→ **Exercise**
Only lines containing the string "BloombergNEF" belong in the answer; find them in the records and copy them.

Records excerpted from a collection
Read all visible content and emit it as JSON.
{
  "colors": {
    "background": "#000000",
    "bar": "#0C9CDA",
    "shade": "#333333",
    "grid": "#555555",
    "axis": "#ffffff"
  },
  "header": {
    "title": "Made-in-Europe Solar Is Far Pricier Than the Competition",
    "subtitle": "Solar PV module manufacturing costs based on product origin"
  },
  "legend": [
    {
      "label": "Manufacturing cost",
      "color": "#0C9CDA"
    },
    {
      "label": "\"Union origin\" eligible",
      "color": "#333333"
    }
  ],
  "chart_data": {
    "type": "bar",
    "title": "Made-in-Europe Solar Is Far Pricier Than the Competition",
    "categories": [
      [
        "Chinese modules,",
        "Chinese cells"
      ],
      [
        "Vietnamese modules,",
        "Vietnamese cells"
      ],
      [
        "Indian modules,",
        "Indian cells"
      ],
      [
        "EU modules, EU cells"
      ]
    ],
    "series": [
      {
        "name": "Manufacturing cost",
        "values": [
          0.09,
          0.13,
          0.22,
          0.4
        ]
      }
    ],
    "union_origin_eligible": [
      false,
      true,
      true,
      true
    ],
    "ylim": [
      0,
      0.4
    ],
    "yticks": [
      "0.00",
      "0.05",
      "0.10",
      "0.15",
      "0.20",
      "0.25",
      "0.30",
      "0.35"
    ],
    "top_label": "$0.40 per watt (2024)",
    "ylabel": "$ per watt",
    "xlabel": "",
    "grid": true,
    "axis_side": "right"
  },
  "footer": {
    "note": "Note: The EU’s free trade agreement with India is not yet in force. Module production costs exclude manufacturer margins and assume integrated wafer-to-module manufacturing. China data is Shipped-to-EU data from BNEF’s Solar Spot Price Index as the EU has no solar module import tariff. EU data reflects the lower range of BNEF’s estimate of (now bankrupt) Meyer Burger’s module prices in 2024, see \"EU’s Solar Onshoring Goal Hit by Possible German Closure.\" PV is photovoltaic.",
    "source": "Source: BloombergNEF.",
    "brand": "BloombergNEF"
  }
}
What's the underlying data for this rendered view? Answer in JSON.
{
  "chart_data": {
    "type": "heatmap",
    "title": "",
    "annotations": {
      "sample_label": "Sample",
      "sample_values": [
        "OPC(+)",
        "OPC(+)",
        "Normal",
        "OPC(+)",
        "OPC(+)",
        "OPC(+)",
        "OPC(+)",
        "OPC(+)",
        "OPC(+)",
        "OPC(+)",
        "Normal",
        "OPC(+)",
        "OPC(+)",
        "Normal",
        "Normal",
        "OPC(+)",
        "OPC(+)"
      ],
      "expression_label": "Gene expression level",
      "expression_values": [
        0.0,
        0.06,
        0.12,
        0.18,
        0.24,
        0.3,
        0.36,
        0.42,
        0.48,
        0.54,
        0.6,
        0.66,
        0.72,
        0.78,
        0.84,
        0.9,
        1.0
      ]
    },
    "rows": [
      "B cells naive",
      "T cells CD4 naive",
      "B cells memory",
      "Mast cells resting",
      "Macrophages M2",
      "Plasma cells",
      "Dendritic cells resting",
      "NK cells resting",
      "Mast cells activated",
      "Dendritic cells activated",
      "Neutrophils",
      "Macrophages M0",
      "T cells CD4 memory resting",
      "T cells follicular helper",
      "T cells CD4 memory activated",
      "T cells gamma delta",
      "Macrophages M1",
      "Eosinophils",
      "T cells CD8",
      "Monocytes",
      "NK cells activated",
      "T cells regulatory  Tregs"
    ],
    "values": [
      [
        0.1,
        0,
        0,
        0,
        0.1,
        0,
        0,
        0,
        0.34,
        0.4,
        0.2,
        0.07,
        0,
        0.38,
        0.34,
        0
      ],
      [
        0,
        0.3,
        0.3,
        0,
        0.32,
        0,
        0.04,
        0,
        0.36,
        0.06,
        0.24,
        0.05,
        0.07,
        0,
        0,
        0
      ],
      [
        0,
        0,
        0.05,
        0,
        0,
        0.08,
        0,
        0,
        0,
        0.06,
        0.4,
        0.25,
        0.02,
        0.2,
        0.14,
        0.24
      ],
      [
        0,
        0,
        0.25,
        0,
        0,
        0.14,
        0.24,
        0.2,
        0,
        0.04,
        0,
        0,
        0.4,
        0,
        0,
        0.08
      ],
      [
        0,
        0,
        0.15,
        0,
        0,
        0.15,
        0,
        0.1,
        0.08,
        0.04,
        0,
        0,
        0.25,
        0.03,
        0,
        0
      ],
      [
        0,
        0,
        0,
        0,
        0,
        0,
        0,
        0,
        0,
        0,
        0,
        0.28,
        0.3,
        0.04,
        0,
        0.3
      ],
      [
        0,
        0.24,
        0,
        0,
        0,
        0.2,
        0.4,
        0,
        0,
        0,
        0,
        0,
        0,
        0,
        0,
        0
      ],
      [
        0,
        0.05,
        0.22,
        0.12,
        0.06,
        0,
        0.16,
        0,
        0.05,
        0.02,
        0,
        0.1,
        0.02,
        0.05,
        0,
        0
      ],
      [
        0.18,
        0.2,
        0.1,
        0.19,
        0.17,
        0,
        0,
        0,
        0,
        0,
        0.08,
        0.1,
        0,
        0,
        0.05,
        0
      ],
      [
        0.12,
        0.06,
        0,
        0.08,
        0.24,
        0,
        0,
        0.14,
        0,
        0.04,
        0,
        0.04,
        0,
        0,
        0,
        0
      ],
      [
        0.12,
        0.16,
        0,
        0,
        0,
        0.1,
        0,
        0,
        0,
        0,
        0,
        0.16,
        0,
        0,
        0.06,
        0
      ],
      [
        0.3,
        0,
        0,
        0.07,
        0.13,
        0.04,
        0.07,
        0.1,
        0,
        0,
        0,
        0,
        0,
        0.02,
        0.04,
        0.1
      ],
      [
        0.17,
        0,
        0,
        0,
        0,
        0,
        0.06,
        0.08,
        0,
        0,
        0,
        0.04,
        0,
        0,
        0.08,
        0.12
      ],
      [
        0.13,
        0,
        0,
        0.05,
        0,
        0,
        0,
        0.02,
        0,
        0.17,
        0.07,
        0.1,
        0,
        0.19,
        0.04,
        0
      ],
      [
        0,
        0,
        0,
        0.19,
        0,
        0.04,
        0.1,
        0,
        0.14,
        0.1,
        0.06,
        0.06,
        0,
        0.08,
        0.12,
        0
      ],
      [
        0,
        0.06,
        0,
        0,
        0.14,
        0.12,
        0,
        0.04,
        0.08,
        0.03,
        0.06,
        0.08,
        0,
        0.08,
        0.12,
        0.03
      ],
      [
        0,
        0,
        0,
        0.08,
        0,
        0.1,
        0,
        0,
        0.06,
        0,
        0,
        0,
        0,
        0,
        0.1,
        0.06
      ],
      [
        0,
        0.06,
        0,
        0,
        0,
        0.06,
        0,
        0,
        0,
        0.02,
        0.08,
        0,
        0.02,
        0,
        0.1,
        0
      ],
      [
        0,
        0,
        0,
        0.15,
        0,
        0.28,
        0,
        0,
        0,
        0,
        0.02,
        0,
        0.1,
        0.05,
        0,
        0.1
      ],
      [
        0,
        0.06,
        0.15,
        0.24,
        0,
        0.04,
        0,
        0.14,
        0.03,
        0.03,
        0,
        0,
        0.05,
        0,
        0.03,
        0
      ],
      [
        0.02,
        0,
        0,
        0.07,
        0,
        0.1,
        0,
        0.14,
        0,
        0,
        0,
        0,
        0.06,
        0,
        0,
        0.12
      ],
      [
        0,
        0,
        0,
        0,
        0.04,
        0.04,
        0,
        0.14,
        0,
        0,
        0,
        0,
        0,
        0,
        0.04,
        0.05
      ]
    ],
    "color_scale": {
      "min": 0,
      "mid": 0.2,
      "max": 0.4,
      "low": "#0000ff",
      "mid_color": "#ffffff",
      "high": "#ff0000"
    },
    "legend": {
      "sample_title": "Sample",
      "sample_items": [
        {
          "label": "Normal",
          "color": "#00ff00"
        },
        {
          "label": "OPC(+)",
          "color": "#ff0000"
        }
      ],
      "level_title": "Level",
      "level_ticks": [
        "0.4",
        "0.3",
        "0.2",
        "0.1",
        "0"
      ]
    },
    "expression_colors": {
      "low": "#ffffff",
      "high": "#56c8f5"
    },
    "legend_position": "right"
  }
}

→ **Answer below**
    "source": "Source: BloombergNEF.",
    "brand": "BloombergNEF"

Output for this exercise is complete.